TASK REQUIREMENTS:
Gather each line of the entries below that includes "JSON".

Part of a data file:
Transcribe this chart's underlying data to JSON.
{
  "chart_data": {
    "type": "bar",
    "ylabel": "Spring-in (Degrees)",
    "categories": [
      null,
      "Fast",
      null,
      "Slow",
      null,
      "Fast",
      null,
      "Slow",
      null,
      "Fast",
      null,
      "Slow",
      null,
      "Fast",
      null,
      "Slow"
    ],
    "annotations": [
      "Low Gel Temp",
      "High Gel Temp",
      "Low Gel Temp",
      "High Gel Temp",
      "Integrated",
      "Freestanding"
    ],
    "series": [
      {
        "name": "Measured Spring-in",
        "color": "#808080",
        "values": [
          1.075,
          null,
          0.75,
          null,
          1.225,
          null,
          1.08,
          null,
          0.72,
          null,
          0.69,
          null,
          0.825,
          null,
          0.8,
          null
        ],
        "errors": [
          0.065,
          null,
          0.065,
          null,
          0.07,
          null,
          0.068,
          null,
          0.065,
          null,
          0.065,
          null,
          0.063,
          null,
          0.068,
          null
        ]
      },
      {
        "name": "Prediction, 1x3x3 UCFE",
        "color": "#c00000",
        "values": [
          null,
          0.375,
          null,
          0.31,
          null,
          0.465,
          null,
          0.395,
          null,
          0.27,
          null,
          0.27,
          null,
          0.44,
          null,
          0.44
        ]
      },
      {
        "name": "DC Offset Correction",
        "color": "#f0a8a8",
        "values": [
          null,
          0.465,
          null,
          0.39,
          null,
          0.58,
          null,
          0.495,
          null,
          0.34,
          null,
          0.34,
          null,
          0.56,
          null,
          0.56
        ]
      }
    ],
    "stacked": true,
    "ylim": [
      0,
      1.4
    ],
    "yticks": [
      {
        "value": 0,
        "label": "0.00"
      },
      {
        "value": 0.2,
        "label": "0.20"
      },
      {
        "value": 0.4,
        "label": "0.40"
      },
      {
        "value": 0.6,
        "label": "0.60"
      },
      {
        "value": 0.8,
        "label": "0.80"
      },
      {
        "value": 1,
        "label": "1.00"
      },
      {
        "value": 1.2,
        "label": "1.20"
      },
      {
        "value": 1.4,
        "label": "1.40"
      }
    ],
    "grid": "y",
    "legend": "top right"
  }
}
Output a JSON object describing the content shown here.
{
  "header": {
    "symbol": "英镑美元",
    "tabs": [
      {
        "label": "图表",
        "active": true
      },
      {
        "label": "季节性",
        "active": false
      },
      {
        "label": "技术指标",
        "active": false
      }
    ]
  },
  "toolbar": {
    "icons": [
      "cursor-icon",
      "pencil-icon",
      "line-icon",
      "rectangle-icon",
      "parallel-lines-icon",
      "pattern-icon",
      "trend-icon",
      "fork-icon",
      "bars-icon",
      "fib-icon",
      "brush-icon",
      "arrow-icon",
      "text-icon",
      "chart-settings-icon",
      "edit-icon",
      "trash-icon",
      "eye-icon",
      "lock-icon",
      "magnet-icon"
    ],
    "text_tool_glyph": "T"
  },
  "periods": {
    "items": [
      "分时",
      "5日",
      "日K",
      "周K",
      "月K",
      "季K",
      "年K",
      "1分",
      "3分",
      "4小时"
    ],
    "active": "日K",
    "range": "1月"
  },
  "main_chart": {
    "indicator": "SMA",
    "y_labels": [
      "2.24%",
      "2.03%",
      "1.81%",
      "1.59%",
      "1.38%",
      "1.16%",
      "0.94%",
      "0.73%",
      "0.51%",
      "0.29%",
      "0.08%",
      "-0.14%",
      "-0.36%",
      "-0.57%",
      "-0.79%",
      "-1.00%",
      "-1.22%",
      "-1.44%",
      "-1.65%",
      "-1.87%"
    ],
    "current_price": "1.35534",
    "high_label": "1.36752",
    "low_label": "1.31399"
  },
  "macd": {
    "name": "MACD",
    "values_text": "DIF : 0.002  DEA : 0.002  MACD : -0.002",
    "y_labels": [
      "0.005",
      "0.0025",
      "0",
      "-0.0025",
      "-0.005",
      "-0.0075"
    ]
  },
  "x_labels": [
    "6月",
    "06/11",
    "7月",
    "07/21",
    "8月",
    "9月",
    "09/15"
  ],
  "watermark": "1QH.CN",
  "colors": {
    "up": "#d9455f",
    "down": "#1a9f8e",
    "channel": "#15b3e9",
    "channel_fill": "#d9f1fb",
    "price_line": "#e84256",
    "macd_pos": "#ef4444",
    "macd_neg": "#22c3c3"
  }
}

EXERCISE RESPONSE:
Transcribe this chart's underlying data to JSON.
Output a JSON object describing the content shown here.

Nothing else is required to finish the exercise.